### What the task asks
Work through the following lines and count those that hold the word "JSON". Reply with that number only.

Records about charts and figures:
____________

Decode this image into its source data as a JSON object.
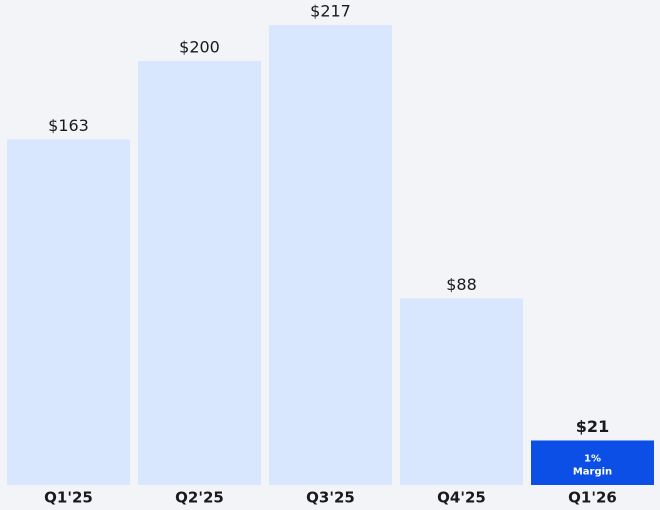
{
  "chart_data": {
    "type": "bar",
    "categories": [
      "Q1'25",
      "Q2'25",
      "Q3'25",
      "Q4'25",
      "Q1'26"
    ],
    "values": [
      163,
      200,
      217,
      88,
      21
    ],
    "value_labels": [
      "$163",
      "$200",
      "$217",
      "$88",
      "$21"
    ],
    "colors": [
      "#d8e7fe",
      "#d8e7fe",
      "#d8e7fe",
      "#d8e7fe",
      "#0b4fe6"
    ],
    "highlight": 4,
    "annotation": [
      "1%",
      "Margin"
    ]
  }
}
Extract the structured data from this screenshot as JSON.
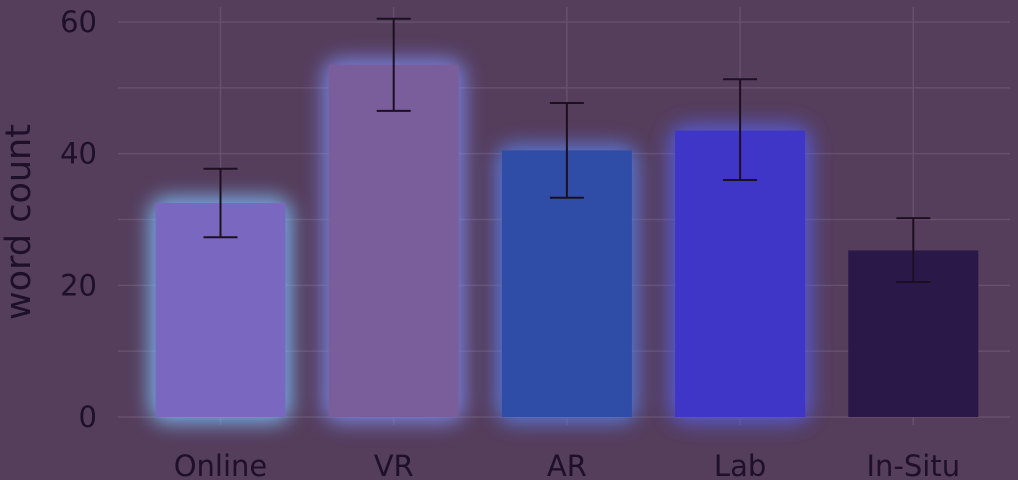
{
  "chart_data": {
    "type": "bar",
    "categories": [
      "Online",
      "VR",
      "AR",
      "Lab",
      "In-Situ"
    ],
    "values": [
      32.5,
      53.5,
      40.5,
      43.5,
      25.3
    ],
    "error_low": [
      27.3,
      46.5,
      33.3,
      36.0,
      20.5
    ],
    "error_high": [
      37.7,
      60.5,
      47.7,
      51.3,
      30.2
    ],
    "colors": [
      "#7a68c0",
      "#7a5e9c",
      "#2f4ca6",
      "#3f36c8",
      "#2a1848"
    ],
    "glow_colors": [
      "#7ec2ff",
      "#7d8cf0",
      "#5b7fea",
      "#5660e8",
      ""
    ],
    "ylabel": "word count",
    "xlabel": "",
    "ylim": [
      0,
      60
    ],
    "yticks": [
      0,
      20,
      40,
      60
    ],
    "grid": true
  }
}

____________

### Response
2